◆ **Given problem**
Pull out every line below containing the word "name".

[Figure dataset records]

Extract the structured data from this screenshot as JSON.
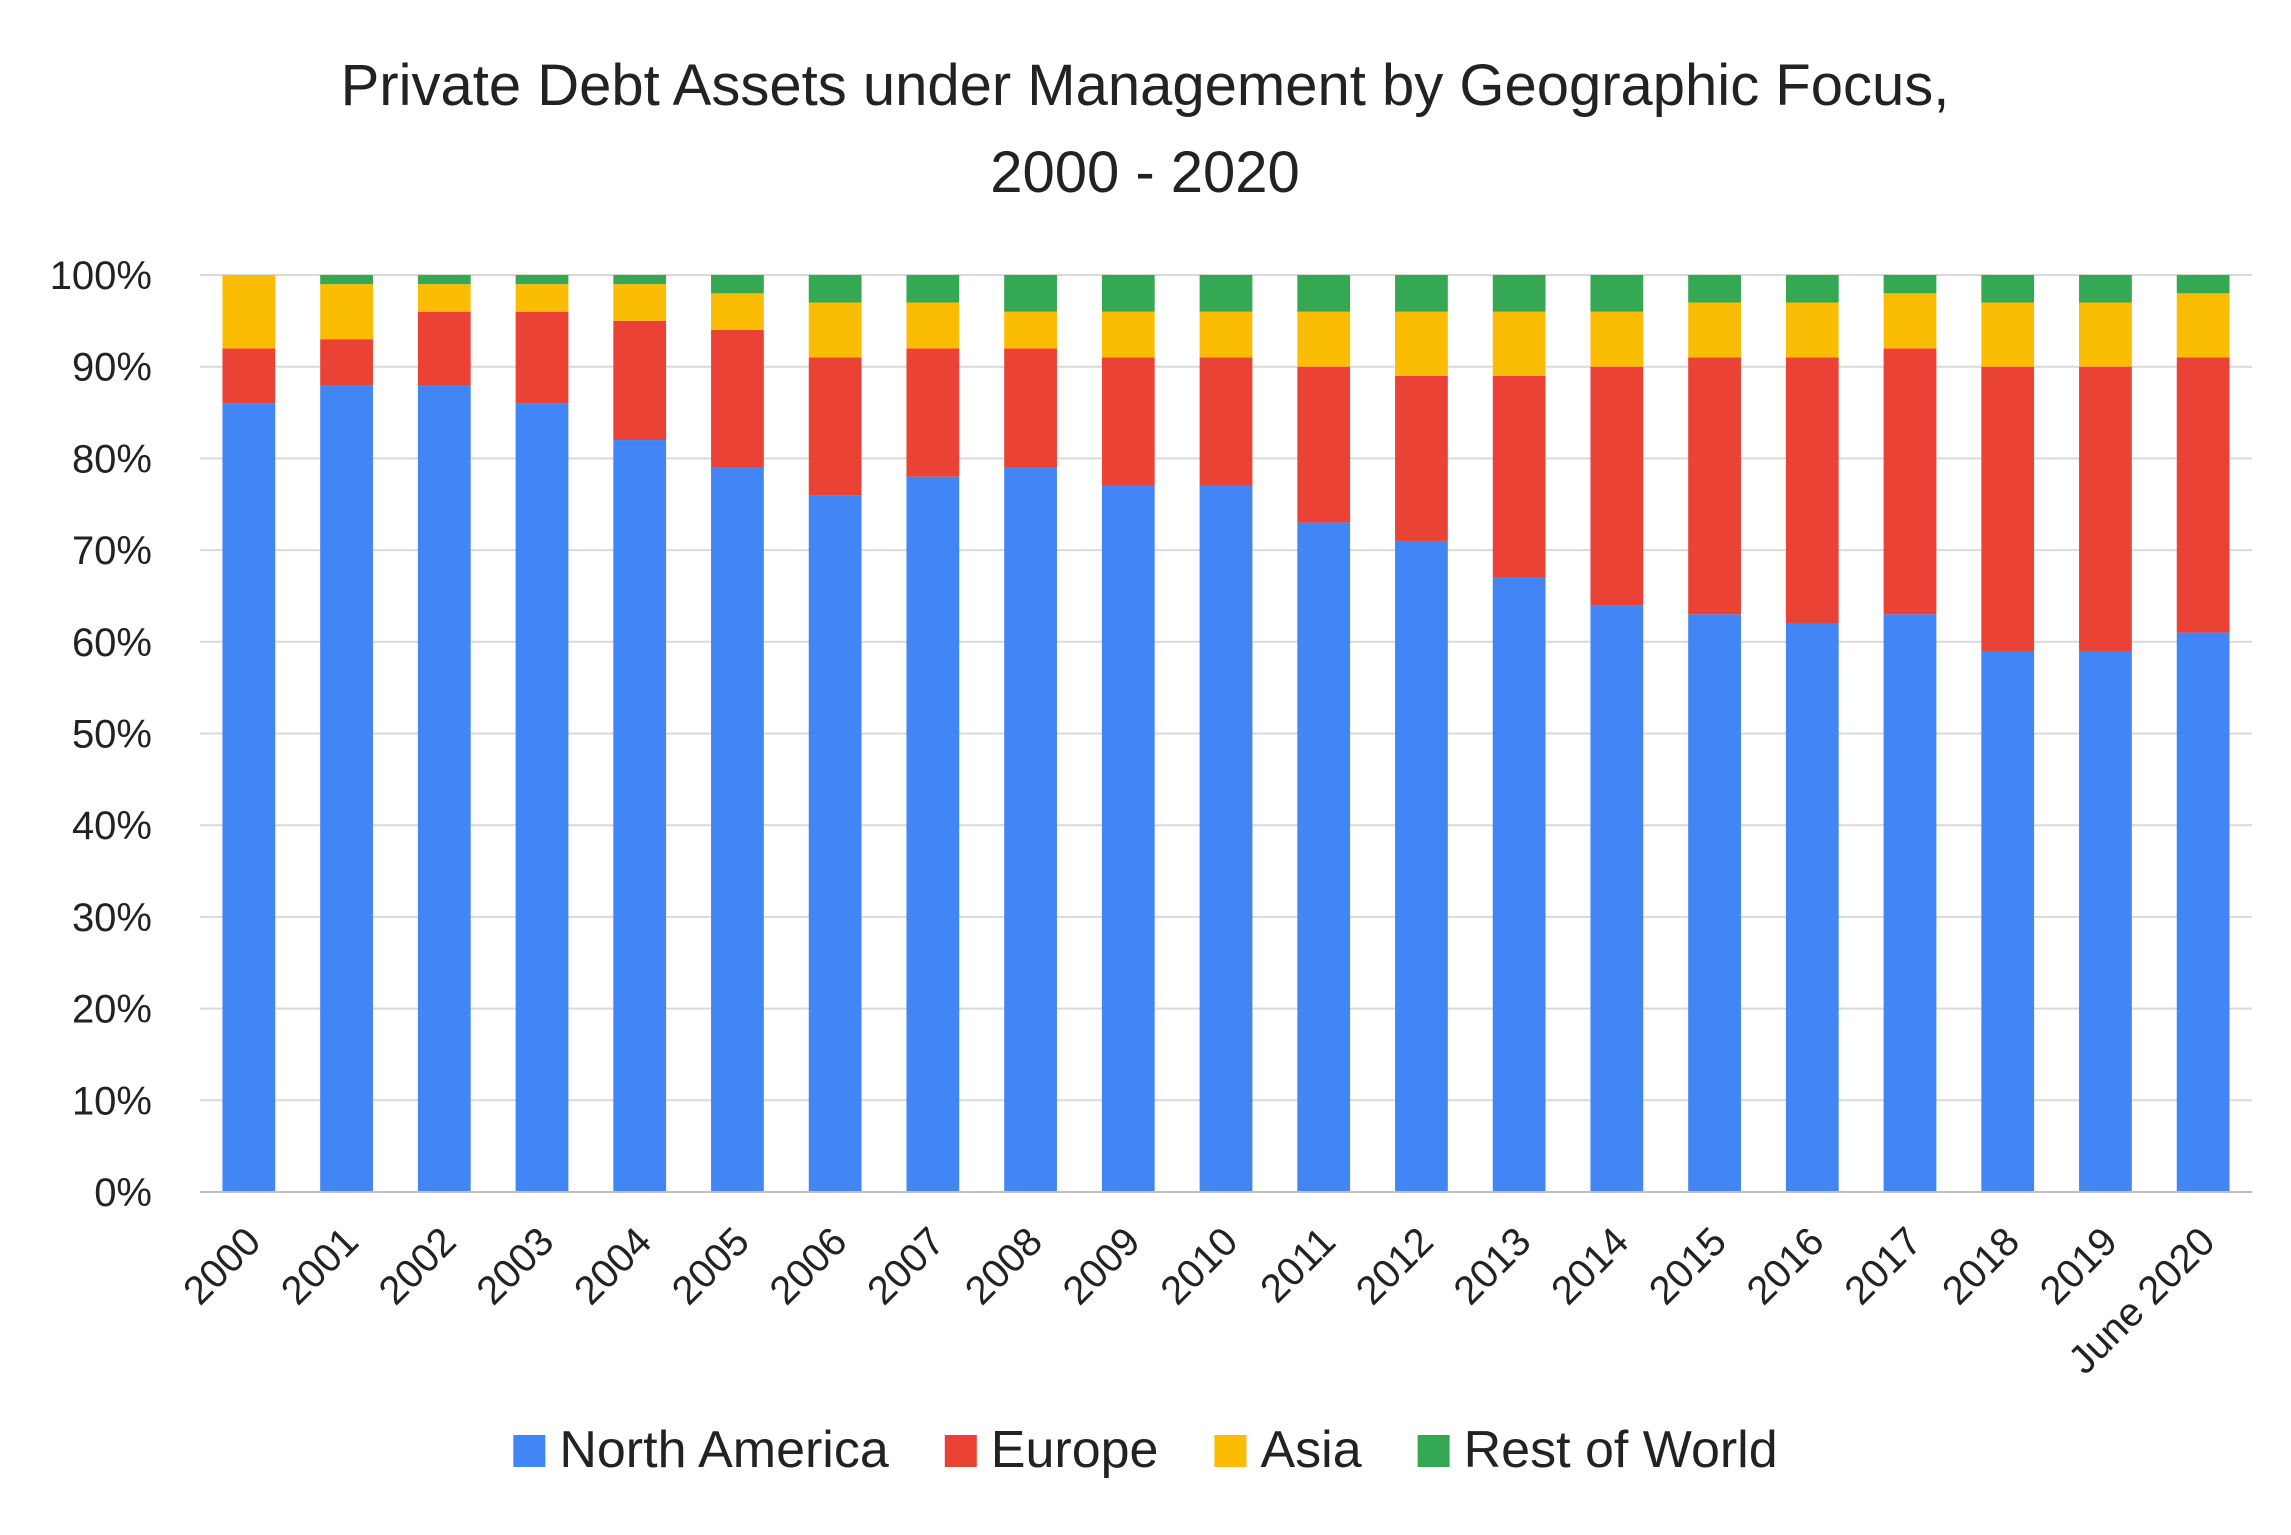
{
  "chart_data": {
    "type": "bar",
    "stacked": true,
    "title": "Private Debt Assets under Management by Geographic Focus,",
    "subtitle": "2000 - 2020",
    "xlabel": "",
    "ylabel": "",
    "ylim": [
      0,
      100
    ],
    "y_ticks": [
      "0%",
      "10%",
      "20%",
      "30%",
      "40%",
      "50%",
      "60%",
      "70%",
      "80%",
      "90%",
      "100%"
    ],
    "grid": true,
    "legend_position": "bottom",
    "categories": [
      "2000",
      "2001",
      "2002",
      "2003",
      "2004",
      "2005",
      "2006",
      "2007",
      "2008",
      "2009",
      "2010",
      "2011",
      "2012",
      "2013",
      "2014",
      "2015",
      "2016",
      "2017",
      "2018",
      "2019",
      "June 2020"
    ],
    "series": [
      {
        "name": "North America",
        "color": "#4285f4",
        "values": [
          86,
          88,
          88,
          86,
          82,
          79,
          76,
          78,
          79,
          77,
          77,
          73,
          71,
          67,
          64,
          63,
          62,
          63,
          59,
          59,
          61
        ]
      },
      {
        "name": "Europe",
        "color": "#ea4335",
        "values": [
          6,
          5,
          8,
          10,
          13,
          15,
          15,
          14,
          13,
          14,
          14,
          17,
          18,
          22,
          26,
          28,
          29,
          29,
          31,
          31,
          30
        ]
      },
      {
        "name": "Asia",
        "color": "#fbbc04",
        "values": [
          8,
          6,
          3,
          3,
          4,
          4,
          6,
          5,
          4,
          5,
          5,
          6,
          7,
          7,
          6,
          6,
          6,
          6,
          7,
          7,
          7
        ]
      },
      {
        "name": "Rest of World",
        "color": "#34a853",
        "values": [
          0,
          1,
          1,
          1,
          1,
          2,
          3,
          3,
          4,
          4,
          4,
          4,
          4,
          4,
          4,
          3,
          3,
          2,
          3,
          3,
          2
        ]
      }
    ]
  }
}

◆ **Answer to this exercise**
        "name": "North America",
        "name": "Europe",
        "name": "Asia",
        "name": "Rest of World",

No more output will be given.